====== Testo citato

I verbali delle dichiarazioni rese dai collaboratori di giustizia, in primis dai fratelli Sarno, ricostruiscono intorno alla figura del sostituto commissario Vittorio Porcini uno scenario ben diverso da quello che oggi lo vede costretto agli arresti domiciliari, oltre che impegnato a difendersi con fermezza per provare la sua estraneità rispetto ai fatti che gli vengono contestati. Seppure quanto accaduto negli anni ’90 non fornisca elementi utili a scagionare Porcini, il passato concorre quantomeno a spiegare l’importanza del ruolo ricoperto dall’ispettore di Polizia di Stato, nell’ambito dell’attività di contrasto alla criminalità organizzata di Ponticelli fin dalle prime fasi della sua carriera.
Proprio in quegli anni, i clan di Ponticelli hanno ricoperto il ruolo di maggiore rilievo nel fitto e complesso mosaico che da decenni la camorra seguita a tessere all’ombra del Vesuvio, e proprio in quel periodo storico l’ispettore Porcini fece immediatamente intendere ai clan di Napoli est che non avrebbero avuto vita facile.

============

# Compiti da svolgere
a) Elenca tutti i luoghi geografici nominati nel brano su Vittorio Porcini.
b) Prosegui il brano su Vittorio Porcini partendo dalla sua ultima frase.

====== Righe

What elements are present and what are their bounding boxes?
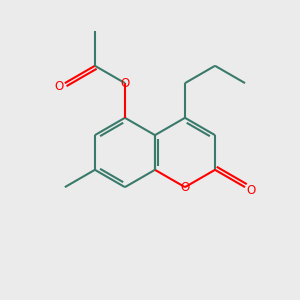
Text: O: O: [54, 80, 64, 93]
Text: O: O: [120, 76, 130, 90]
Text: O: O: [246, 184, 256, 197]
Text: O: O: [180, 181, 190, 194]
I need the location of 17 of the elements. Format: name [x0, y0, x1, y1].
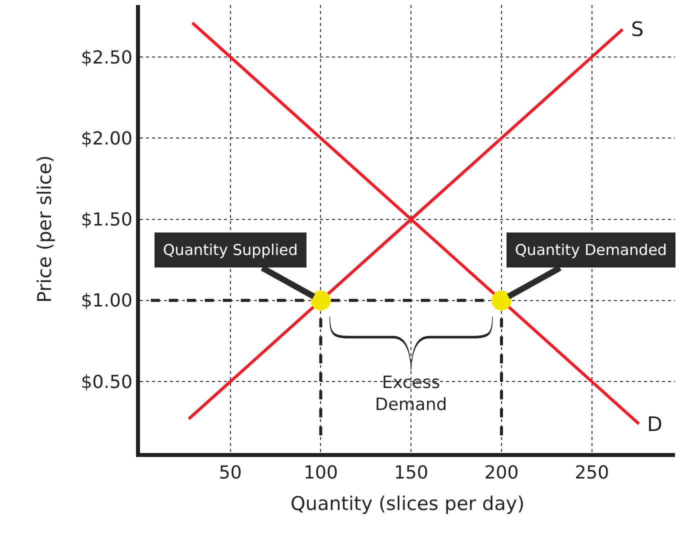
x-tick-label: 200	[484, 462, 519, 484]
y-tick-label: $2.50	[80, 47, 132, 68]
y-axis-title: Price (per slice)	[34, 155, 56, 303]
series-label: D	[647, 412, 662, 436]
x-tick-label: 100	[304, 462, 338, 484]
y-tick-label: $1.00	[80, 290, 132, 312]
x-axis-title: Quantity (slices per day)	[290, 492, 525, 515]
y-tick-label: $1.50	[80, 210, 132, 231]
series-label: S	[631, 17, 644, 41]
x-tick-label: 250	[574, 462, 610, 484]
x-tick-label: 150	[394, 462, 428, 484]
annotation: Quantity Demanded	[515, 241, 667, 259]
y-tick-label: $0.50	[80, 372, 132, 393]
x-tick-label: 50	[218, 462, 242, 484]
annotation: Excess Demand	[375, 373, 448, 416]
annotation: Quantity Supplied	[163, 241, 298, 259]
y-tick-label: $2.00	[80, 128, 132, 150]
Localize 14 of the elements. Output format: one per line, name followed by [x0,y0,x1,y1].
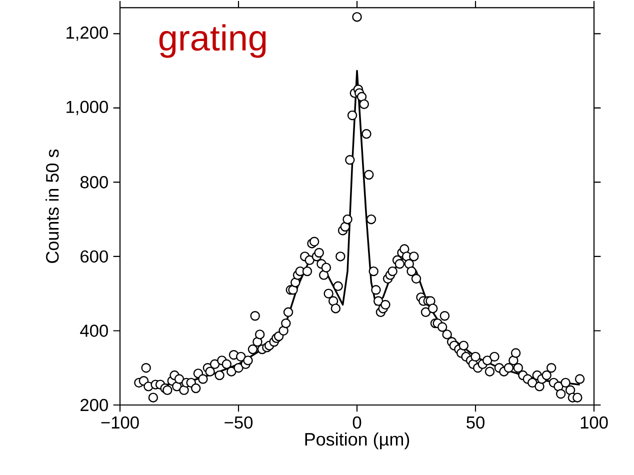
x-tick-label: −100 [101,416,139,429]
x-tick-label: 50 [466,416,484,429]
y-axis-title: Counts in 50 s [46,149,59,263]
x-tick-label: −50 [224,416,253,429]
y-tick-label: 200 [80,398,108,412]
y-tick-label: 800 [80,176,108,188]
chart-title: grating [159,24,266,58]
x-axis-title: Position (µm) [305,432,410,450]
y-tick-label: 600 [80,250,108,263]
y-tick-label: 400 [80,324,108,337]
y-tick-label: 1,200 [66,26,108,41]
y-tick-label: 1,000 [66,100,108,116]
x-tick-label: 0 [352,416,362,429]
x-tick-label: 100 [580,416,608,429]
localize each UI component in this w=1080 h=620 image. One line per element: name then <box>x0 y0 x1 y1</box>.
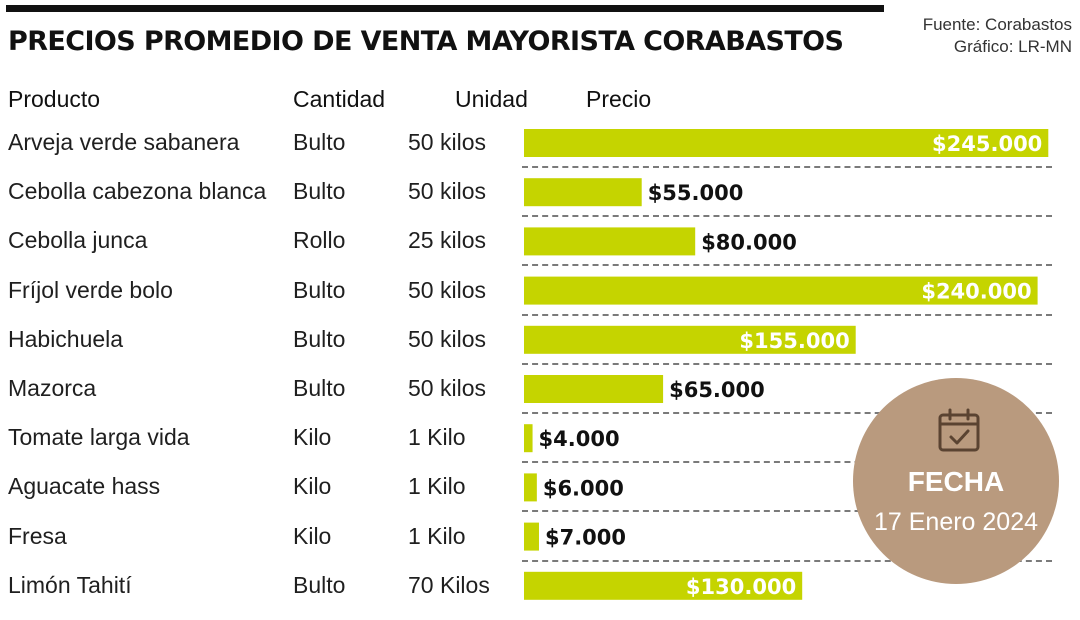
quantity-cell: Bulto <box>293 129 346 155</box>
row-separator <box>522 560 1052 562</box>
credits: Fuente: Corabastos Gráfico: LR-MN <box>923 14 1072 58</box>
quantity-cell: Bulto <box>293 375 346 401</box>
quantity-cell: Bulto <box>293 571 346 598</box>
price-label: $55.000 <box>648 181 744 205</box>
product-name: Fríjol verde bolo <box>8 276 173 303</box>
product-name: Aguacate hass <box>8 473 161 500</box>
unit-cell: 50 kilos <box>408 276 486 303</box>
header-quantity: Cantidad <box>293 86 386 112</box>
quantity-cell: Kilo <box>293 473 332 500</box>
price-bar <box>524 375 664 403</box>
unit-cell: 70 Kilos <box>408 571 490 598</box>
product-name: Limón Tahití <box>8 571 132 598</box>
price-label: $4.000 <box>539 427 620 451</box>
price-label: $7.000 <box>545 526 626 550</box>
row-separator <box>522 461 1052 463</box>
unit-cell: 50 kilos <box>408 375 486 401</box>
price-label: $240.000 <box>921 280 1031 304</box>
price-bar <box>524 227 696 256</box>
price-bar <box>524 571 803 600</box>
price-bar <box>524 473 537 502</box>
price-label: $6.000 <box>543 476 624 500</box>
quantity-cell: Kilo <box>293 522 332 549</box>
graphic-credit: Gráfico: LR-MN <box>953 37 1072 56</box>
product-name: Tomate larga vida <box>8 424 190 451</box>
price-label: $245.000 <box>932 132 1042 156</box>
price-bar <box>524 276 1038 305</box>
price-label: $80.000 <box>701 230 797 254</box>
unit-cell: 1 Kilo <box>408 424 466 451</box>
row-separator <box>522 363 1052 365</box>
row-separator <box>522 264 1052 266</box>
row-separator <box>522 510 1052 512</box>
quantity-cell: Bulto <box>293 178 346 205</box>
date-label: FECHA <box>907 466 1005 497</box>
product-name: Cebolla cabezona blanca <box>8 178 267 205</box>
unit-cell: 50 kilos <box>408 129 486 155</box>
date-value: 17 Enero 2024 <box>873 508 1039 536</box>
quantity-cell: Kilo <box>293 424 332 451</box>
source-credit: Fuente: Corabastos <box>922 15 1072 34</box>
date-badge: FECHA 17 Enero 2024 <box>853 378 1059 584</box>
row-separator <box>522 412 1052 414</box>
product-name: Habichuela <box>8 325 124 352</box>
quantity-cell: Rollo <box>293 227 346 254</box>
row-separator <box>522 314 1052 316</box>
quantity-cell: Bulto <box>293 325 346 352</box>
price-bar <box>524 178 642 207</box>
row-separator <box>522 166 1052 168</box>
unit-cell: 1 Kilo <box>408 522 466 549</box>
price-bar <box>524 522 539 551</box>
calendar-check-icon <box>938 408 980 452</box>
header-product: Producto <box>8 86 101 112</box>
chart-title: PRECIOS PROMEDIO DE VENTA MAYORISTA CORA… <box>8 26 844 57</box>
product-name: Mazorca <box>8 375 97 401</box>
quantity-cell: Bulto <box>293 276 346 303</box>
price-label: $130.000 <box>686 575 796 599</box>
top-rule <box>6 5 884 12</box>
unit-cell: 50 kilos <box>408 325 486 352</box>
price-label: $65.000 <box>669 378 765 402</box>
product-name: Fresa <box>8 522 67 549</box>
price-bar <box>524 129 1049 157</box>
price-label: $155.000 <box>739 329 849 353</box>
product-name: Arveja verde sabanera <box>8 129 240 155</box>
header-unit: Unidad <box>455 86 528 112</box>
unit-cell: 1 Kilo <box>408 473 466 500</box>
unit-cell: 50 kilos <box>408 178 486 205</box>
price-bar <box>524 424 533 453</box>
unit-cell: 25 kilos <box>408 227 486 254</box>
price-bar <box>524 325 856 354</box>
row-separator <box>522 215 1052 217</box>
product-name: Cebolla junca <box>8 227 148 254</box>
header-price: Precio <box>586 86 652 112</box>
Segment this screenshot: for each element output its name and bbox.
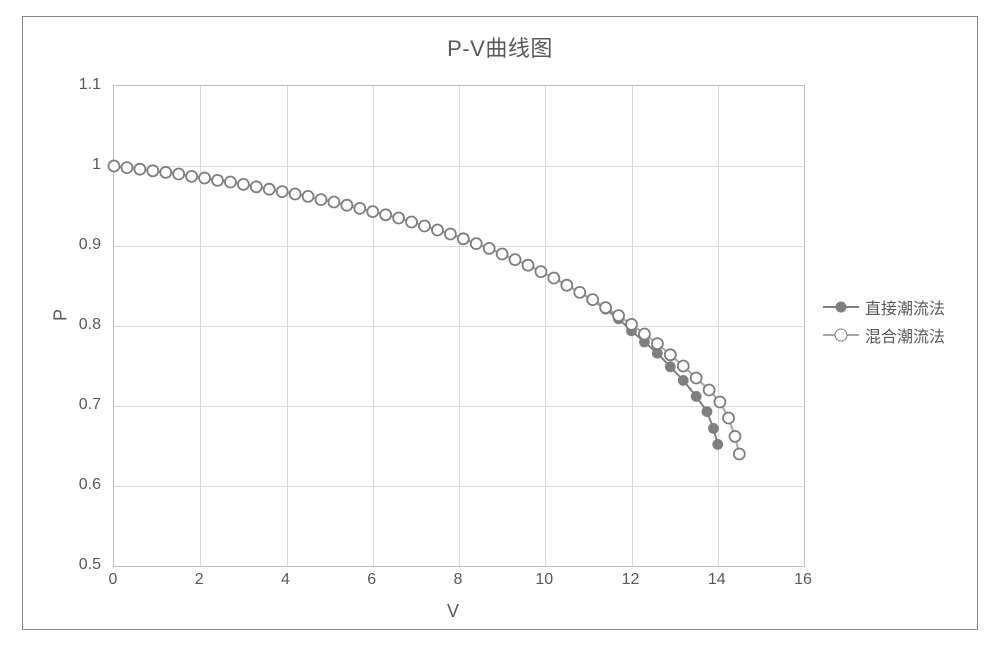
x-tick-label: 0 [109,571,118,589]
x-tick-label: 12 [622,571,640,589]
x-tick-label: 14 [708,571,726,589]
chart-title: P-V曲线图 [23,31,977,63]
legend-swatch-direct [823,298,859,316]
x-tick-label: 2 [195,571,204,589]
legend-label-direct: 直接潮流法 [865,295,945,319]
y-tick-label: 0.6 [79,476,101,494]
x-tick-label: 4 [281,571,290,589]
y-tick-container: 0.50.60.70.80.911.1 [23,85,107,565]
chart-frame: P-V曲线图 P V 0.50.60.70.80.911.1 024681012… [22,16,978,630]
x-tick-container: 0246810121416 [113,567,803,591]
plot-area [113,85,805,567]
legend-label-hybrid: 混合潮流法 [865,323,945,347]
x-tick-label: 16 [794,571,812,589]
legend: 直接潮流法 混合潮流法 [823,293,945,349]
y-tick-label: 0.7 [79,396,101,414]
x-tick-label: 8 [454,571,463,589]
legend-swatch-hybrid [823,326,859,344]
y-tick-label: 1 [92,156,101,174]
x-axis-label: V [447,601,459,622]
y-tick-label: 0.9 [79,236,101,254]
legend-item-hybrid: 混合潮流法 [823,321,945,349]
y-tick-label: 1.1 [79,76,101,94]
x-tick-label: 6 [367,571,376,589]
series-1 [114,86,804,566]
legend-item-direct: 直接潮流法 [823,293,945,321]
y-tick-label: 0.5 [79,556,101,574]
x-tick-label: 10 [535,571,553,589]
y-tick-label: 0.8 [79,316,101,334]
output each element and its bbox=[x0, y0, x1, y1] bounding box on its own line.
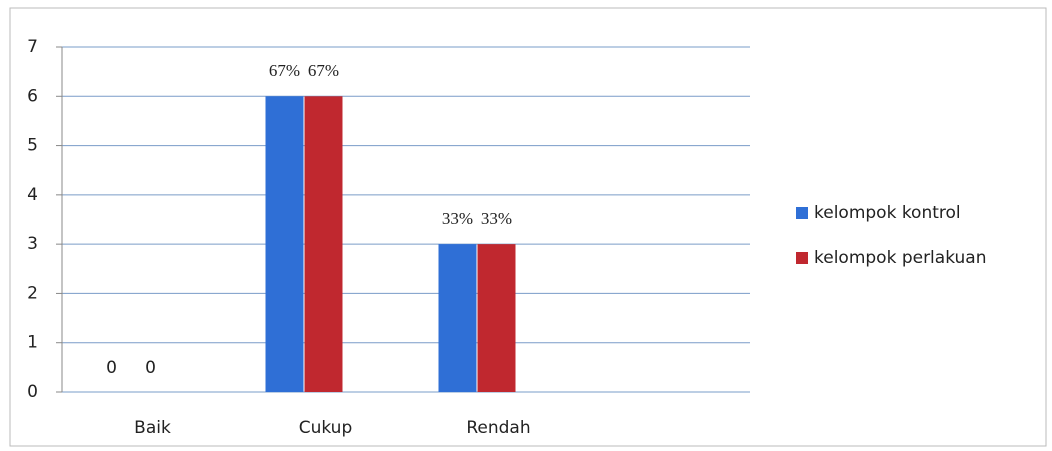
value-label: 33% bbox=[442, 209, 473, 228]
x-tick-label: Cukup bbox=[299, 418, 353, 438]
y-tick-label: 2 bbox=[27, 283, 38, 303]
value-label: 67% bbox=[308, 61, 339, 80]
y-tick-label: 1 bbox=[27, 333, 38, 353]
value-label: 0 bbox=[145, 358, 156, 378]
legend-label: kelompok kontrol bbox=[814, 203, 961, 223]
chart-border bbox=[9, 7, 1047, 447]
bar bbox=[265, 96, 304, 393]
value-label: 67% bbox=[269, 61, 300, 80]
y-tick-label: 6 bbox=[27, 86, 38, 106]
bar bbox=[304, 96, 343, 393]
y-tick-label: 7 bbox=[27, 37, 38, 57]
y-tick-label: 0 bbox=[27, 382, 38, 402]
legend-label: kelompok perlakuan bbox=[814, 248, 987, 268]
legend-swatch bbox=[796, 207, 808, 219]
value-label: 0 bbox=[106, 358, 117, 378]
x-tick-label: Baik bbox=[134, 418, 171, 438]
x-tick-label: Rendah bbox=[466, 418, 530, 438]
value-label: 33% bbox=[481, 209, 512, 228]
y-tick-label: 5 bbox=[27, 136, 38, 156]
legend-swatch bbox=[796, 252, 808, 264]
bar bbox=[477, 244, 516, 392]
y-tick-label: 3 bbox=[27, 234, 38, 254]
y-tick-label: 4 bbox=[27, 185, 38, 205]
bar bbox=[438, 244, 477, 392]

============

# Risposte ai compiti
a) Ponticelli, Napoli est, Vesuvio

b)
Gli ex boss di Ponticelli che con le loro deposizioni hanno concorso a ricostruire più di 30 anni di intrecci camorristici, hanno fin da subito dichiarato alla magistratura che Porcini fosse un poliziotto incorruttibile.
Le dichiarazioni rese dai fratelli Sarno, in particolare, disegnano uno scenario ben preciso intorno alla figura del sostituto commissario di Ponticelli: negli ‘anni ’90, la cosca del Rione De Gasperi arrivò a corrompere un poliziotto più alto in grado di Porcini per arrivare a lui, con l’intento di farlo avvicinare da un suo superiore, affinchè comprendesse che “la linea morbida” fosse la soluzione più comoda e sicura, non solo per lui, ma anche per i suoi familiari. Tuttavia, la tempra di Porcini era ben nota anche al suo superiore che spiegò ai fratelli Sarno che non poteva eseguire quell’ordine, in quanto avrebbero rischiato di finire tutti nei guai. “Porcini ci fa arrestare tutti”, spiegò il poliziotto ai fratelli Sarno.
In un verbale del 2009, l’ex boss Ciro Sarno detto ‘o sindaco, nell’ambito delle prime dichiarazioni rese da collaboratore di giustizia, ricostruisce una vicenda ben precisa, risalente al 1996. Beneficiando di un permesso di 48 ore, Ciro Sarno organizzò una cena con tutti i fedelissimi della cosca del Rione De Gasperi, alla quale partecipò anche Antonio De Luca Bossa, soprannominato Tonino ‘o sicco, all’epoca killer fedelissimo del clan.
‘O sicco pativa la pressione di quel poliziotto che più volte aveva minacciato, anche in modo piuttosto esplicito, ma che proprio non voleva saperne di dargli tregua. Allora, nel corso di quella cena, chiamò in disparte Ciro Sarno e gli chiese la testa di Porcini.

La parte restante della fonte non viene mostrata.